__To do__
What is the number of lines containing the word "Komal"? Give that number alone.

__Dataset excerpts__
## Start

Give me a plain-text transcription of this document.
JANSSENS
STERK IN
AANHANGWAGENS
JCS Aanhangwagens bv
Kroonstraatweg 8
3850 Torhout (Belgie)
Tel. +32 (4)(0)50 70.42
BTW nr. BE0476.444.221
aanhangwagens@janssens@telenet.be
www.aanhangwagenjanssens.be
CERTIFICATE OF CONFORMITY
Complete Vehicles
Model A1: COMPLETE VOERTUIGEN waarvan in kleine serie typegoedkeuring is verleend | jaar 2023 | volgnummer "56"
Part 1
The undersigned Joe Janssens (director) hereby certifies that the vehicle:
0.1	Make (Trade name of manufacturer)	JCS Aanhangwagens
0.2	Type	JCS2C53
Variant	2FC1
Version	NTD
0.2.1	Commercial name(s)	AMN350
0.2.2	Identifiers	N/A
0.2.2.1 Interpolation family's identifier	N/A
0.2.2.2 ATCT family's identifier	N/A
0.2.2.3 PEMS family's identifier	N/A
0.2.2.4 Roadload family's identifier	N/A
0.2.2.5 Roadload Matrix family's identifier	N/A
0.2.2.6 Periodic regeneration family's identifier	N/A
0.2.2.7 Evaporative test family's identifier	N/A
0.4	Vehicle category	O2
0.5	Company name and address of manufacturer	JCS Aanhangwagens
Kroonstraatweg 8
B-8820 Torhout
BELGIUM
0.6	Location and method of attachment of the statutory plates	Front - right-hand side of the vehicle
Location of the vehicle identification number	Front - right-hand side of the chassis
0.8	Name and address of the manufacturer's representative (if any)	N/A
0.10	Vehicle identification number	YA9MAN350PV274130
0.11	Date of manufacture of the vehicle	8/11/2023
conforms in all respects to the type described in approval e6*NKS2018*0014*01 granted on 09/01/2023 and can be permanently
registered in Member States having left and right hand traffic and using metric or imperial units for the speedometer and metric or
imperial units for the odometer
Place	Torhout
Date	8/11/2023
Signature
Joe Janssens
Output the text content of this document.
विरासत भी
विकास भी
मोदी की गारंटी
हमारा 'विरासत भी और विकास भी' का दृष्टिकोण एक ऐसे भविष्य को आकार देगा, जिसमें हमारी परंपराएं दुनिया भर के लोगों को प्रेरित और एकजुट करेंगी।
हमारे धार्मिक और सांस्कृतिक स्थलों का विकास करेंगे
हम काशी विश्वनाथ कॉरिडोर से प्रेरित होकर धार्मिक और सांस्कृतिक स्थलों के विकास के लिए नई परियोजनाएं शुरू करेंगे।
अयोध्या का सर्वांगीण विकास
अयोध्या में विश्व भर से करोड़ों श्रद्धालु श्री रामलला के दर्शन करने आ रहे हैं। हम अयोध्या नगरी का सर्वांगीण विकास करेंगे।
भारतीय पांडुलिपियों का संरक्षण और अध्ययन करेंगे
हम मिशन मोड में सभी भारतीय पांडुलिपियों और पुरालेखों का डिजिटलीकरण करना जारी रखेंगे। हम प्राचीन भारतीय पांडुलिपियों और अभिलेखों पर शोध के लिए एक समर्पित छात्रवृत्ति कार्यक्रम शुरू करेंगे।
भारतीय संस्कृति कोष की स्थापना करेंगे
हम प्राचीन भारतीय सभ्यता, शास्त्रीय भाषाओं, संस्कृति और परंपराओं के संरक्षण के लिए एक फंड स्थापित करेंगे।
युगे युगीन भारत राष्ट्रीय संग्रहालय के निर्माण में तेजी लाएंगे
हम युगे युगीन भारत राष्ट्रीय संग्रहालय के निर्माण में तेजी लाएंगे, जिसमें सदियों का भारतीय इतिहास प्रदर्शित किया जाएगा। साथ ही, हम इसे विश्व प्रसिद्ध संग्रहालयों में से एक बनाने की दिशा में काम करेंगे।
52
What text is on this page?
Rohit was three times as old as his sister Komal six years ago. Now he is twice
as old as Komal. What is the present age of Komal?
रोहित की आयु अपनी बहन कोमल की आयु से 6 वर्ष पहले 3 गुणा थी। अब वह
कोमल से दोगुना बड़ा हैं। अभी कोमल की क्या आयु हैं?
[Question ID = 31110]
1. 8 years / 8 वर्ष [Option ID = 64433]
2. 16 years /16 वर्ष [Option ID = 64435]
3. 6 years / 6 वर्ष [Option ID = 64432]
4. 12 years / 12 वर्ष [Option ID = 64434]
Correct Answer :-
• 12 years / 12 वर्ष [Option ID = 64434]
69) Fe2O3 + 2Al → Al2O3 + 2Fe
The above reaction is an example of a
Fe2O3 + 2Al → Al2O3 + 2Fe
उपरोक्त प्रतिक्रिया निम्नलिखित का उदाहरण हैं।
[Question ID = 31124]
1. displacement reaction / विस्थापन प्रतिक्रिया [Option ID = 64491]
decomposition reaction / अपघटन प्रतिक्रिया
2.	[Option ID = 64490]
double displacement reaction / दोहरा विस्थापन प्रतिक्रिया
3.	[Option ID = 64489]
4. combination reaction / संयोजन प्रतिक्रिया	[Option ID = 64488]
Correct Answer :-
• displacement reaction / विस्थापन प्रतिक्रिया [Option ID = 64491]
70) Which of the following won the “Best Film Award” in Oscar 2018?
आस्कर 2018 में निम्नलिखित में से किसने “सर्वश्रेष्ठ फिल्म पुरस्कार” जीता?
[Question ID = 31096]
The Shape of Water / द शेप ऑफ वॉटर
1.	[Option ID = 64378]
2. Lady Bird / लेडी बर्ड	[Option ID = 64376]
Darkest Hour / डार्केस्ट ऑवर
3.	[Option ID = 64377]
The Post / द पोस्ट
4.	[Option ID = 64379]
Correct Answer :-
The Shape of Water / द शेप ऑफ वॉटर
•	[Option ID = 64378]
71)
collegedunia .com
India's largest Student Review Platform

## End

__Response to the exercise__
2